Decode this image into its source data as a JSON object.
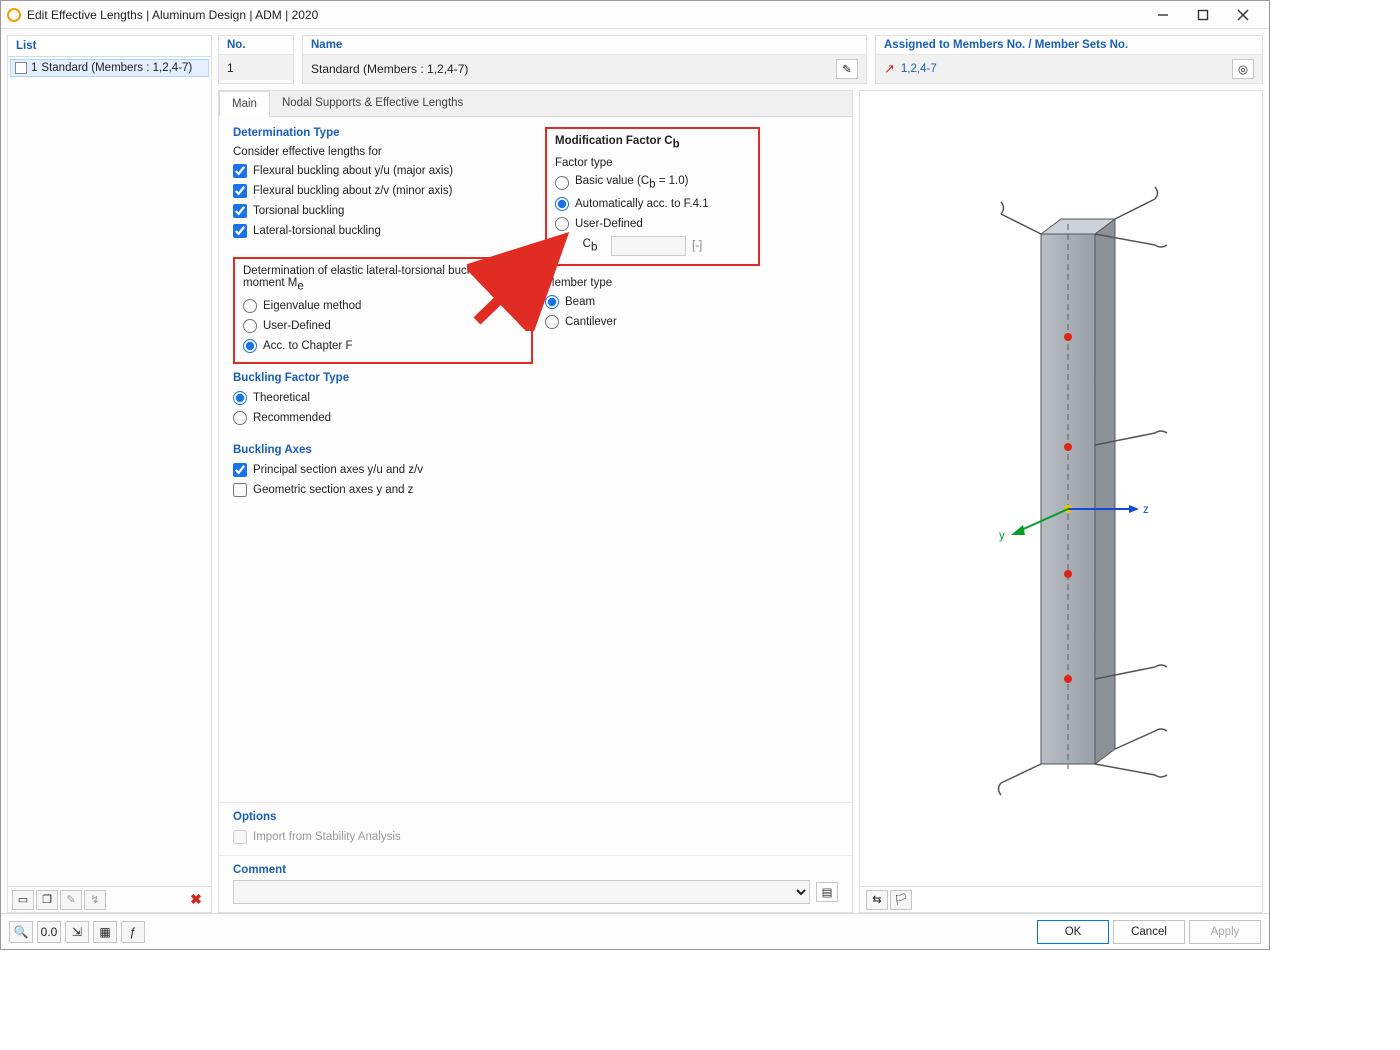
{
  "window_title": "Edit Effective Lengths | Aluminum Design | ADM | 2020",
  "list": {
    "header": "List",
    "item_no": "1",
    "item_label": "Standard (Members : 1,2,4-7)"
  },
  "header": {
    "no_label": "No.",
    "no_value": "1",
    "name_label": "Name",
    "name_value": "Standard (Members : 1,2,4-7)",
    "assigned_label": "Assigned to Members No. / Member Sets No.",
    "assigned_value": "1,2,4-7"
  },
  "tabs": {
    "main": "Main",
    "nodal": "Nodal Supports & Effective Lengths"
  },
  "determination": {
    "title": "Determination Type",
    "consider_label": "Consider effective lengths for",
    "flex_yu": "Flexural buckling about y/u (major axis)",
    "flex_zv": "Flexural buckling about z/v (minor axis)",
    "torsional": "Torsional buckling",
    "lat_tors": "Lateral-torsional buckling",
    "elastic_title": "Determination of elastic lateral-torsional buckling moment M",
    "elastic_sub": "e",
    "eigen": "Eigenvalue method",
    "userdef": "User-Defined",
    "chapterf": "Acc. to Chapter F"
  },
  "buckling_factor": {
    "title": "Buckling Factor Type",
    "theoretical": "Theoretical",
    "recommended": "Recommended"
  },
  "buckling_axes": {
    "title": "Buckling Axes",
    "principal": "Principal section axes y/u and z/v",
    "geometric": "Geometric section axes y and z"
  },
  "options": {
    "title": "Options",
    "import": "Import from Stability Analysis"
  },
  "modification": {
    "title": "Modification Factor C",
    "title_sub": "b",
    "factor_type": "Factor type",
    "basic": "Basic value (C",
    "basic_sub": "b",
    "basic_tail": " = 1.0)",
    "auto": "Automatically acc. to F.4.1",
    "userdef": "User-Defined",
    "cb_lbl": "C",
    "cb_sub": "b",
    "cb_unit": "[-]"
  },
  "member_type": {
    "title": "Member type",
    "beam": "Beam",
    "cantilever": "Cantilever"
  },
  "comment": {
    "title": "Comment"
  },
  "footer": {
    "ok": "OK",
    "cancel": "Cancel",
    "apply": "Apply"
  },
  "axes": {
    "y": "y",
    "z": "z"
  }
}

# # # # # # #

» **Requirement**: Return the whole listing, word for word, and leave out every picture.

» **The completed task**:
Decode this image into its source data as a JSON object.
{
  "window_title": "Edit Effective Lengths | Aluminum Design | ADM | 2020",
  "list": {
    "header": "List",
    "item_no": "1",
    "item_label": "Standard (Members : 1,2,4-7)"
  },
  "header": {
    "no_label": "No.",
    "no_value": "1",
    "name_label": "Name",
    "name_value": "Standard (Members : 1,2,4-7)",
    "assigned_label": "Assigned to Members No. / Member Sets No.",
    "assigned_value": "1,2,4-7"
  },
  "tabs": {
    "main": "Main",
    "nodal": "Nodal Supports & Effective Lengths"
  },
  "determination": {
    "title": "Determination Type",
    "consider_label": "Consider effective lengths for",
    "flex_yu": "Flexural buckling about y/u (major axis)",
    "flex_zv": "Flexural buckling about z/v (minor axis)",
    "torsional": "Torsional buckling",
    "lat_tors": "Lateral-torsional buckling",
    "elastic_title": "Determination of elastic lateral-torsional buckling moment M",
    "elastic_sub": "e",
    "eigen": "Eigenvalue method",
    "userdef": "User-Defined",
    "chapterf": "Acc. to Chapter F"
  },
  "buckling_factor": {
    "title": "Buckling Factor Type",
    "theoretical": "Theoretical",
    "recommended": "Recommended"
  },
  "buckling_axes": {
    "title": "Buckling Axes",
    "principal": "Principal section axes y/u and z/v",
    "geometric": "Geometric section axes y and z"
  },
  "options": {
    "title": "Options",
    "import": "Import from Stability Analysis"
  },
  "modification": {
    "title": "Modification Factor C",
    "title_sub": "b",
    "factor_type": "Factor type",
    "basic": "Basic value (C",
    "basic_sub": "b",
    "basic_tail": " = 1.0)",
    "auto": "Automatically acc. to F.4.1",
    "userdef": "User-Defined",
    "cb_lbl": "C",
    "cb_sub": "b",
    "cb_unit": "[-]"
  },
  "member_type": {
    "title": "Member type",
    "beam": "Beam",
    "cantilever": "Cantilever"
  },
  "comment": {
    "title": "Comment"
  },
  "footer": {
    "ok": "OK",
    "cancel": "Cancel",
    "apply": "Apply"
  },
  "axes": {
    "y": "y",
    "z": "z"
  }
}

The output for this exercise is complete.